Copy all of the material exactly. Pictures are not to appear in the copy.

-.-.-

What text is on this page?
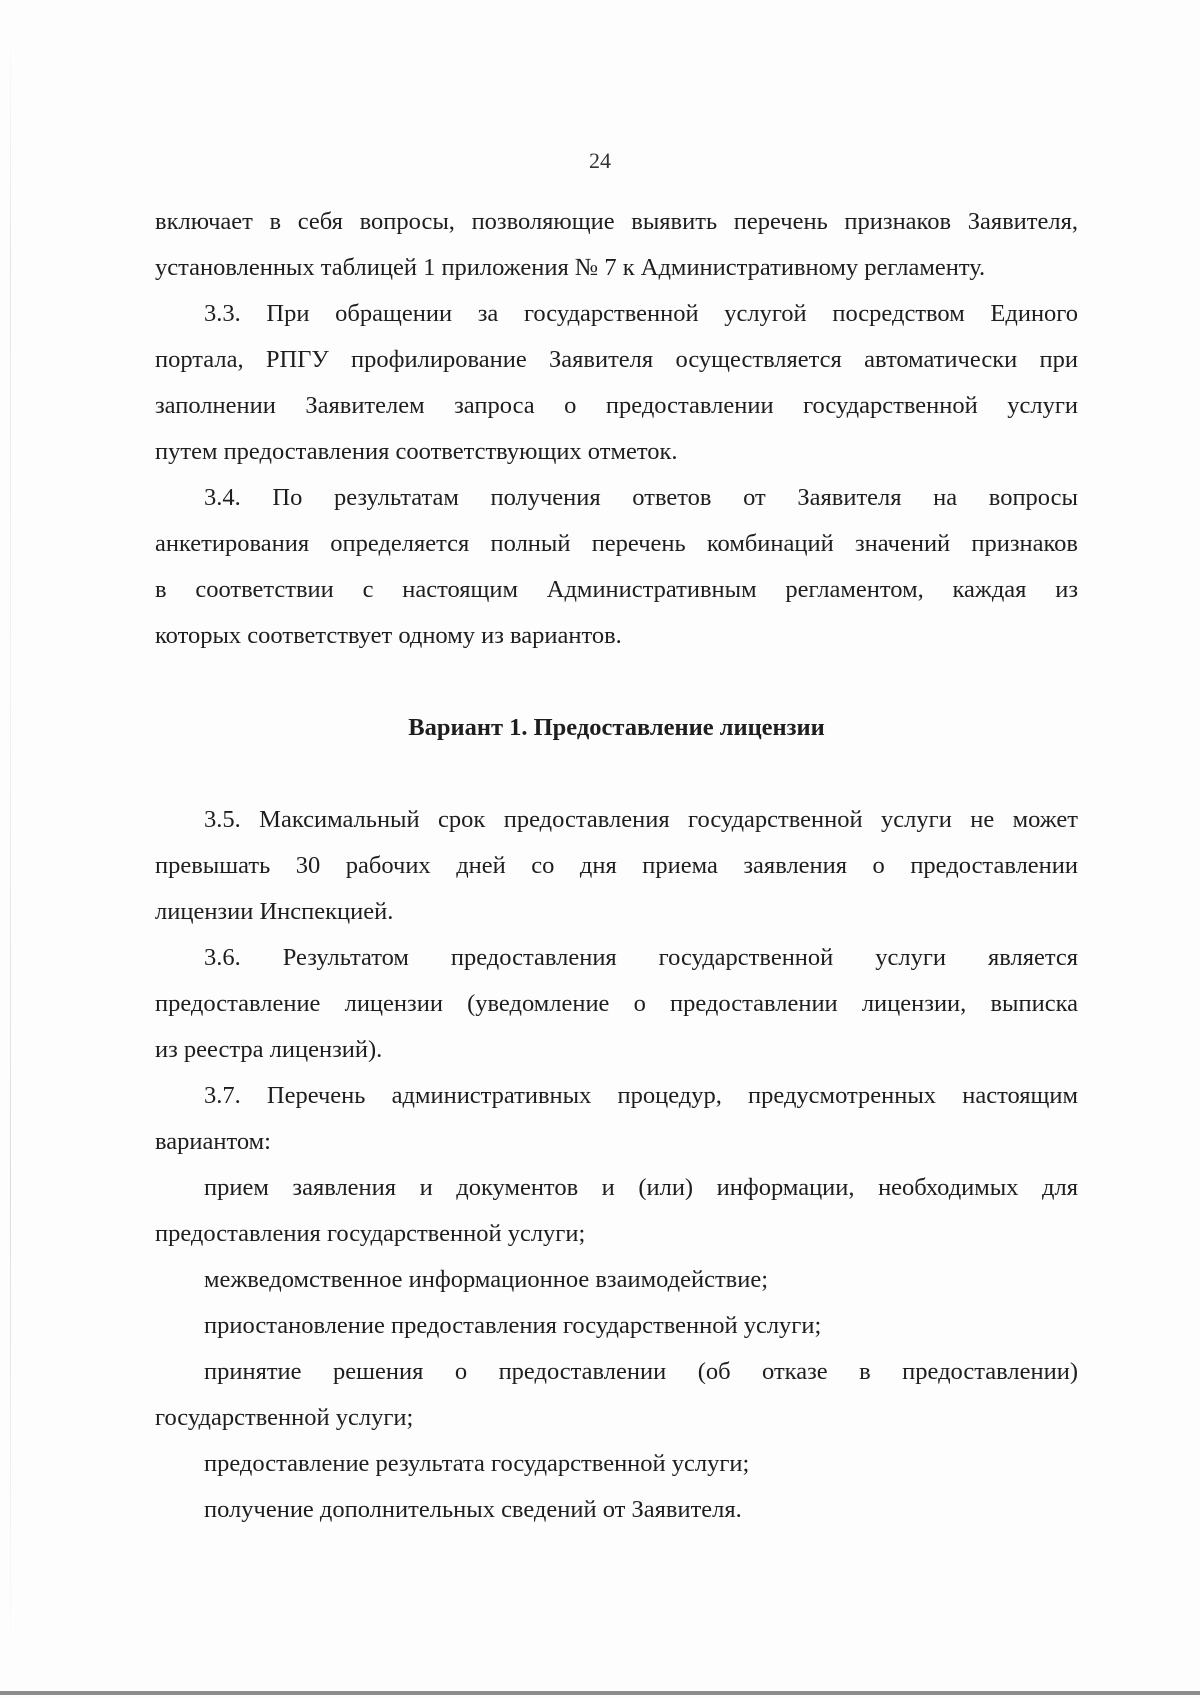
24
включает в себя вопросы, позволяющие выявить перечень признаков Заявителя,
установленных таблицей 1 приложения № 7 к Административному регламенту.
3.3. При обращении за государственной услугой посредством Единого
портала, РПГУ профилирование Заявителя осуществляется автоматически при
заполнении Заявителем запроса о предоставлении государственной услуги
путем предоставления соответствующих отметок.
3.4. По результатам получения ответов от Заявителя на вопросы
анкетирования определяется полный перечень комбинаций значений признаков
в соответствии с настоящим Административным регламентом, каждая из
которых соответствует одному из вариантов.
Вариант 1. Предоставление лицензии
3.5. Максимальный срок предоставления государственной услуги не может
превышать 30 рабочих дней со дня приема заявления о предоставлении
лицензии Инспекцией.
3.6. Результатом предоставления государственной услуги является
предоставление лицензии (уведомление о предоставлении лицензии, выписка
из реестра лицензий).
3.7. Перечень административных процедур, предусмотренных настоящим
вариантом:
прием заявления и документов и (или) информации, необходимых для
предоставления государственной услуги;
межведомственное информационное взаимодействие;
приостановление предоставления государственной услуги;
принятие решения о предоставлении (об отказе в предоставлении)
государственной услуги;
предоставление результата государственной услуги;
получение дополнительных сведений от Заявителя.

-.-.-

Finished answer:
What text is on this page?
24
включает в себя вопросы, позволяющие выявить перечень признаков Заявителя,
установленных таблицей 1 приложения № 7 к Административному регламенту.
3.3. При обращении за государственной услугой посредством Единого
портала, РПГУ профилирование Заявителя осуществляется автоматически при
заполнении Заявителем запроса о предоставлении государственной услуги
путем предоставления соответствующих отметок.
3.4. По результатам получения ответов от Заявителя на вопросы
анкетирования определяется полный перечень комбинаций значений признаков
в соответствии с настоящим Административным регламентом, каждая из
которых соответствует одному из вариантов.
Вариант 1. Предоставление лицензии
3.5. Максимальный срок предоставления государственной услуги не может
превышать 30 рабочих дней со дня приема заявления о предоставлении
лицензии Инспекцией.
3.6. Результатом предоставления государственной услуги является
предоставление лицензии (уведомление о предоставлении лицензии, выписка
из реестра лицензий).
3.7. Перечень административных процедур, предусмотренных настоящим
вариантом:
прием заявления и документов и (или) информации, необходимых для
предоставления государственной услуги;
межведомственное информационное взаимодействие;
приостановление предоставления государственной услуги;
принятие решения о предоставлении (об отказе в предоставлении)
государственной услуги;
предоставление результата государственной услуги;
получение дополнительных сведений от Заявителя.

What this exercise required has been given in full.